──────── PROVIDED ENTRIES
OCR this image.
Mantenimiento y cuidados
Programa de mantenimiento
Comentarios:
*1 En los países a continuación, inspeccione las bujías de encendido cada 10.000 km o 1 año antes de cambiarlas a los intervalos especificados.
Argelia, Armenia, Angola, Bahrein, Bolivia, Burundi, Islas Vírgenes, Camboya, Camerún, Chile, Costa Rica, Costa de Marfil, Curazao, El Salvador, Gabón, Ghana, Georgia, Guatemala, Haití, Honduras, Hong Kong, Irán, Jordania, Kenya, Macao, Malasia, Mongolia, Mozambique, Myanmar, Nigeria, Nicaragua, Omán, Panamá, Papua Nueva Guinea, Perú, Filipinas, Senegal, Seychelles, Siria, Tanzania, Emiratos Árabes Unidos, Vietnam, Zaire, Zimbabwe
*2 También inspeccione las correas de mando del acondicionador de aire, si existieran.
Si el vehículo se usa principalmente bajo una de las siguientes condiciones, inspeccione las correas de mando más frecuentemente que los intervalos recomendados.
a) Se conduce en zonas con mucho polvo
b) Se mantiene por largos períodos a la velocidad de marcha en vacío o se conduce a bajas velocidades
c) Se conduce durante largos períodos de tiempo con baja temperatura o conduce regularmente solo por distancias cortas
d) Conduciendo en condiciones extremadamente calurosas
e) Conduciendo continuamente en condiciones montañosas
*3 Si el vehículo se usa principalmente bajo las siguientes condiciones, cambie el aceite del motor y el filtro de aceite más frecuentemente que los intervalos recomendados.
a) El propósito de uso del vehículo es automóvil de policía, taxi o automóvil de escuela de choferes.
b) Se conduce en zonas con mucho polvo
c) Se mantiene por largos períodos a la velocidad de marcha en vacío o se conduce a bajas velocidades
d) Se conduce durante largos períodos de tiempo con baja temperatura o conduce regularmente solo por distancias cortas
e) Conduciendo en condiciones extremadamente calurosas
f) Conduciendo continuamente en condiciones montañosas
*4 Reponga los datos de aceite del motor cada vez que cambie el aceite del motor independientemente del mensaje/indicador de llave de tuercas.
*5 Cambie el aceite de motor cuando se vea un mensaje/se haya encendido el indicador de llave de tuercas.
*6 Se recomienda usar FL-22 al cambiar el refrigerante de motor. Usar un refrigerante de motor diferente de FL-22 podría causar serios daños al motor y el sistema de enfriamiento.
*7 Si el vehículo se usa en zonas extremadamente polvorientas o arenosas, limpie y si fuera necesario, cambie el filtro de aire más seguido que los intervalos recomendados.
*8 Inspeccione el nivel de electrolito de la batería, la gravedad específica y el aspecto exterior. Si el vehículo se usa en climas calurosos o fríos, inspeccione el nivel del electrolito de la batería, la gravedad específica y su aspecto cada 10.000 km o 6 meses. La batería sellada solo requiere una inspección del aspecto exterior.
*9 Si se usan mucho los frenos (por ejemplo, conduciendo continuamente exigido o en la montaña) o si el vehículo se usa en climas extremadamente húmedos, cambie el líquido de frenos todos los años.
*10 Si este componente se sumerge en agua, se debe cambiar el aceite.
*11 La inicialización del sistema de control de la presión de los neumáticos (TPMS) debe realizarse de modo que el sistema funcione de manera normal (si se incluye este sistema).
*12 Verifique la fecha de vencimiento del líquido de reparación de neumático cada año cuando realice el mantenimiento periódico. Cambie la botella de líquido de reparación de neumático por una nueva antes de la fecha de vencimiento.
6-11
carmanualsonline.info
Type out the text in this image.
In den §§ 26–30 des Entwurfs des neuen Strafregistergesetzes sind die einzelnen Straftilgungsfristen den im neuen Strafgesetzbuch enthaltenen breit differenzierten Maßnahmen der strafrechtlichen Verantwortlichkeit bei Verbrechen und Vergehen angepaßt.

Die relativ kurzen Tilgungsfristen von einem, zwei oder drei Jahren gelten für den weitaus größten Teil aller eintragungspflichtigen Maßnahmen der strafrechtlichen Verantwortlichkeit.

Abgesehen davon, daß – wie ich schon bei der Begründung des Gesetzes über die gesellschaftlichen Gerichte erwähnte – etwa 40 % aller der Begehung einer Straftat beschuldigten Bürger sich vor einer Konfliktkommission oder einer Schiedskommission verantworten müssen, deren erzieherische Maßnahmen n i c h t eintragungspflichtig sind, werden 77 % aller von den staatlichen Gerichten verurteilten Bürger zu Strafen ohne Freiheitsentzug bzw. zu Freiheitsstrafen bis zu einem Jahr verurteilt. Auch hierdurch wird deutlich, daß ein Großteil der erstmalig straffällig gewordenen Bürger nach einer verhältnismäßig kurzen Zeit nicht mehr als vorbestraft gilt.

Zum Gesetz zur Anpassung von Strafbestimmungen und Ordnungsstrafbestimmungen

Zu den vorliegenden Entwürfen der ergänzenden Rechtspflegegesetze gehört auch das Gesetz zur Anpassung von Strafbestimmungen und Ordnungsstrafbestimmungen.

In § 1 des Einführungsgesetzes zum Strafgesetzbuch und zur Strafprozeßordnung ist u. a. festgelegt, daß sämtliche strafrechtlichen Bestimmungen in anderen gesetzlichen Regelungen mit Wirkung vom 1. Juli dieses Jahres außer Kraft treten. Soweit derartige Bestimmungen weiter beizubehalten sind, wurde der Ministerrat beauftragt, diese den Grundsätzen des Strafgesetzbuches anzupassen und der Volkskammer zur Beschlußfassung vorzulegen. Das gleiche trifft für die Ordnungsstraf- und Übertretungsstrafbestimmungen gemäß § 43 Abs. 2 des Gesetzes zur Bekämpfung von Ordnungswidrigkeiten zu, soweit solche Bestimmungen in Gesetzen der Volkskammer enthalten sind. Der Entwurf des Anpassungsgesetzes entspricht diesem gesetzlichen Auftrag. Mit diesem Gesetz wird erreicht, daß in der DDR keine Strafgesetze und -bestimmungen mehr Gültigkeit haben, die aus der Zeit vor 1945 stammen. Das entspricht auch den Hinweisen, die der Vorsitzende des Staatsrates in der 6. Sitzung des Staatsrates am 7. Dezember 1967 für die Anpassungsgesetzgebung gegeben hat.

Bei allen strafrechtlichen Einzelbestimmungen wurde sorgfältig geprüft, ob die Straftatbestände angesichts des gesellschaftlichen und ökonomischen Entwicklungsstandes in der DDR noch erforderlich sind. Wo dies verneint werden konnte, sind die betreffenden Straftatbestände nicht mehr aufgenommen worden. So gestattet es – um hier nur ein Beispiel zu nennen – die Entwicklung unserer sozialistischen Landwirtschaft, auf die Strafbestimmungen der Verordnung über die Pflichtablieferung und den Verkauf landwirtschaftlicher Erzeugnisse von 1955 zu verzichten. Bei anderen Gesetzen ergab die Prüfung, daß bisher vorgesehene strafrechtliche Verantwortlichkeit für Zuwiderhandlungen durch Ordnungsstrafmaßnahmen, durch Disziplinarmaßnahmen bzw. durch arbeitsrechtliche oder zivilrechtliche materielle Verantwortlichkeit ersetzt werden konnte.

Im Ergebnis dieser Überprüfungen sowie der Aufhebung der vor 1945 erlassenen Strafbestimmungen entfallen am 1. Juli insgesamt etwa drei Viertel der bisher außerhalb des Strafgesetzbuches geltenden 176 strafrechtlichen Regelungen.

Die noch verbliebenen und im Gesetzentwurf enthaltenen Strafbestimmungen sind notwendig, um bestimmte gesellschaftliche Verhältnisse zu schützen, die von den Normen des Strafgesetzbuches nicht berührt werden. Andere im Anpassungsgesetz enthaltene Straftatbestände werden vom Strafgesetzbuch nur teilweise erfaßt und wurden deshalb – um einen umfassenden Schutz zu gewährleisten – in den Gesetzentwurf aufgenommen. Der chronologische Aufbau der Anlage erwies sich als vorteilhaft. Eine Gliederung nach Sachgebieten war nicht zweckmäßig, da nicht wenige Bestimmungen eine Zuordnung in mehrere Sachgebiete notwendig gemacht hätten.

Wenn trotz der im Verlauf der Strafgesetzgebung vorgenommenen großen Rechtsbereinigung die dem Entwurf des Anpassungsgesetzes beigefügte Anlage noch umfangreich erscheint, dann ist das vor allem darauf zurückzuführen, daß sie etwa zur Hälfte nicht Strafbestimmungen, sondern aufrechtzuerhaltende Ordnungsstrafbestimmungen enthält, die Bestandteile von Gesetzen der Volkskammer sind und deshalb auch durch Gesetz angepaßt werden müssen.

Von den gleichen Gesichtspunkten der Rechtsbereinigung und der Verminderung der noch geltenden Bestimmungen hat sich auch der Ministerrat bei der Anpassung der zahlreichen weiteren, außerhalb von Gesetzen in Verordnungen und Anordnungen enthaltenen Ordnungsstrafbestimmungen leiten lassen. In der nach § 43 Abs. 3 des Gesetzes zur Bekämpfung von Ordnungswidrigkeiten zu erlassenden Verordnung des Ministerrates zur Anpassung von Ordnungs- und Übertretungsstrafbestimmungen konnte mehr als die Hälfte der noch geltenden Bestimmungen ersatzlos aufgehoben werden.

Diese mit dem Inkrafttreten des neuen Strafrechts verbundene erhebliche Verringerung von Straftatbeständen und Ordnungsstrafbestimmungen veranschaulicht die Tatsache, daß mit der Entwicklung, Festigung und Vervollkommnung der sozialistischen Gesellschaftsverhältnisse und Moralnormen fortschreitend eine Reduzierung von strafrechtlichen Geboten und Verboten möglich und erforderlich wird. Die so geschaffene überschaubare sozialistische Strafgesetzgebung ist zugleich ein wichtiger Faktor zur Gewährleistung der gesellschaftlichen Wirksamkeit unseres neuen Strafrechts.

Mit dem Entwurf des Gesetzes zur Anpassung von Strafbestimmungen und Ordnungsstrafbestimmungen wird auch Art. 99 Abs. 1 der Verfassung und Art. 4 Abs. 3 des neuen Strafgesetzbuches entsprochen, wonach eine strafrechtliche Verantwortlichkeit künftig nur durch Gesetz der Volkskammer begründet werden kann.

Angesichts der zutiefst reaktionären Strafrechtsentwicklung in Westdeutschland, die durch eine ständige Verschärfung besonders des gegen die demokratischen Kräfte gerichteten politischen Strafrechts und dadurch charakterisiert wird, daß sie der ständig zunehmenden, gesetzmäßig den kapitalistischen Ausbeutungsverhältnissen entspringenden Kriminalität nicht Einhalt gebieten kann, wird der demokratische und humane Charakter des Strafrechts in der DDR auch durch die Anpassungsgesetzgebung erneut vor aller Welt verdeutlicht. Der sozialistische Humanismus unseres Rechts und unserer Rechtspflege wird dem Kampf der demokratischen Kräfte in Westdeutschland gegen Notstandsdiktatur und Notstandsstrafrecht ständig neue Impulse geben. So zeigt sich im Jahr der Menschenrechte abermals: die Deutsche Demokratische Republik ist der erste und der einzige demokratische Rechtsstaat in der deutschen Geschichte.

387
────────────────
Filter the listing above so that only lines holding the word "temperatura" remain, and report those lines.

▶ **RESULT**
c) Se conduce durante largos períodos de tiempo con baja temperatura o conduce regularmente solo por distancias cortas
d) Se conduce durante largos períodos de tiempo con baja temperatura o conduce regularmente solo por distancias cortas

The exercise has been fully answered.